Problem details
Copy out each line of the material below with no changes.

Listed entries
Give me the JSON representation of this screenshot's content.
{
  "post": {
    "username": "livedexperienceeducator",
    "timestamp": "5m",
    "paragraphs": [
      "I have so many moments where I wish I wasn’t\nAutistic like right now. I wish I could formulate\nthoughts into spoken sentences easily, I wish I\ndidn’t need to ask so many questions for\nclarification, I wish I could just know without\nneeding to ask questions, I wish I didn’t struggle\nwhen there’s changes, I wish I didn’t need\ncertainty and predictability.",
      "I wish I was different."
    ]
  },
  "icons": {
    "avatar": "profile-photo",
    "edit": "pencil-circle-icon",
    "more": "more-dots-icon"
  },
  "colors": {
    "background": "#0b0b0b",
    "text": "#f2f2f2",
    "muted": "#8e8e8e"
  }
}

Result of this task
Give me the JSON representation of this screenshot's content.
{
  "post": {
    "username": "livedexperienceeducator",
    "timestamp": "5m",
    "paragraphs": [
      "I have so many moments where I wish I wasn’t\nAutistic like right now. I wish I could formulate\nthoughts into spoken sentences easily, I wish I\ndidn’t need to ask so many questions for\nclarification, I wish I could just know without\nneeding to ask questions, I wish I didn’t struggle\nwhen there’s changes, I wish I didn’t need\ncertainty and predictability.",
      "I wish I was different."
    ]
  },
  "icons": {
    "avatar": "profile-photo",
    "edit": "pencil-circle-icon",
    "more": "more-dots-icon"
  },
  "colors": {
    "background": "#0b0b0b",
    "text": "#f2f2f2",
    "muted": "#8e8e8e"
  }
}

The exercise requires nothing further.